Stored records
+---+

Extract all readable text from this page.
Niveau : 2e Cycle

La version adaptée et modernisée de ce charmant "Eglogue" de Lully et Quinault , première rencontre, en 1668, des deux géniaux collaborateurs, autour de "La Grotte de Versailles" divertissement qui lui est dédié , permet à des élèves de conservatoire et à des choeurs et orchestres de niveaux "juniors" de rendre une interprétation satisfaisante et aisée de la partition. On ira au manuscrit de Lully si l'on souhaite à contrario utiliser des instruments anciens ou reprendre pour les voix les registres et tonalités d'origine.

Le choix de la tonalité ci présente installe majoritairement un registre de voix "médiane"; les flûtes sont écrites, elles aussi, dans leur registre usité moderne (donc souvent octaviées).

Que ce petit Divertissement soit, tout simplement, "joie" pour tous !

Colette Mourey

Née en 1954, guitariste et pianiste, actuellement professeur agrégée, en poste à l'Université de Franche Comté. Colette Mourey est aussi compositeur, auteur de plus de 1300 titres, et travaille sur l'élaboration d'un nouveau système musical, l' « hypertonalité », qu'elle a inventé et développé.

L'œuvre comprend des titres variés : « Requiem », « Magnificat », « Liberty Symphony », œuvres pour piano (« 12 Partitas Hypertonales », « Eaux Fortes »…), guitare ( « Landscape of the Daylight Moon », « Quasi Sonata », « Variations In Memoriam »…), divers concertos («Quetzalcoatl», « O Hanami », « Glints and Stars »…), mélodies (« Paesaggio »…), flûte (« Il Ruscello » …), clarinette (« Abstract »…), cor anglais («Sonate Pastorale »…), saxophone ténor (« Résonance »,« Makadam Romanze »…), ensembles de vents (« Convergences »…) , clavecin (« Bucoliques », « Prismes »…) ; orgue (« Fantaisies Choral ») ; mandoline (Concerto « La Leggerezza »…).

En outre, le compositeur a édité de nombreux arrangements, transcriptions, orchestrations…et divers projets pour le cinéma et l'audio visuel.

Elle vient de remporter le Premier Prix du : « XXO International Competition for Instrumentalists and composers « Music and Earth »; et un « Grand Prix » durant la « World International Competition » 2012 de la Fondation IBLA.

+---+

**EXERCISE DETAILS**:
Each line above is to be repeated exactly.

**ANSWER TO THIS PROBLEM**:
Extract all readable text from this page.
Niveau : 2e Cycle

La version adaptée et modernisée de ce charmant "Eglogue" de Lully et Quinault , première rencontre, en 1668, des deux géniaux collaborateurs, autour de "La Grotte de Versailles" divertissement qui lui est dédié , permet à des élèves de conservatoire et à des choeurs et orchestres de niveaux "juniors" de rendre une interprétation satisfaisante et aisée de la partition. On ira au manuscrit de Lully si l'on souhaite à contrario utiliser des instruments anciens ou reprendre pour les voix les registres et tonalités d'origine.

Le choix de la tonalité ci présente installe majoritairement un registre de voix "médiane"; les flûtes sont écrites, elles aussi, dans leur registre usité moderne (donc souvent octaviées).

Que ce petit Divertissement soit, tout simplement, "joie" pour tous !

Colette Mourey

Née en 1954, guitariste et pianiste, actuellement professeur agrégée, en poste à l'Université de Franche Comté. Colette Mourey est aussi compositeur, auteur de plus de 1300 titres, et travaille sur l'élaboration d'un nouveau système musical, l' « hypertonalité », qu'elle a inventé et développé.

L'œuvre comprend des titres variés : « Requiem », « Magnificat », « Liberty Symphony », œuvres pour piano (« 12 Partitas Hypertonales », « Eaux Fortes »…), guitare ( « Landscape of the Daylight Moon », « Quasi Sonata », « Variations In Memoriam »…), divers concertos («Quetzalcoatl», « O Hanami », « Glints and Stars »…), mélodies (« Paesaggio »…), flûte (« Il Ruscello » …), clarinette (« Abstract »…), cor anglais («Sonate Pastorale »…), saxophone ténor (« Résonance »,« Makadam Romanze »…), ensembles de vents (« Convergences »…) , clavecin (« Bucoliques », « Prismes »…) ; orgue (« Fantaisies Choral ») ; mandoline (Concerto « La Leggerezza »…).

En outre, le compositeur a édité de nombreux arrangements, transcriptions, orchestrations…et divers projets pour le cinéma et l'audio visuel.

Elle vient de remporter le Premier Prix du : « XXO International Competition for Instrumentalists and composers « Music and Earth »; et un « Grand Prix » durant la « World International Competition » 2012 de la Fondation IBLA.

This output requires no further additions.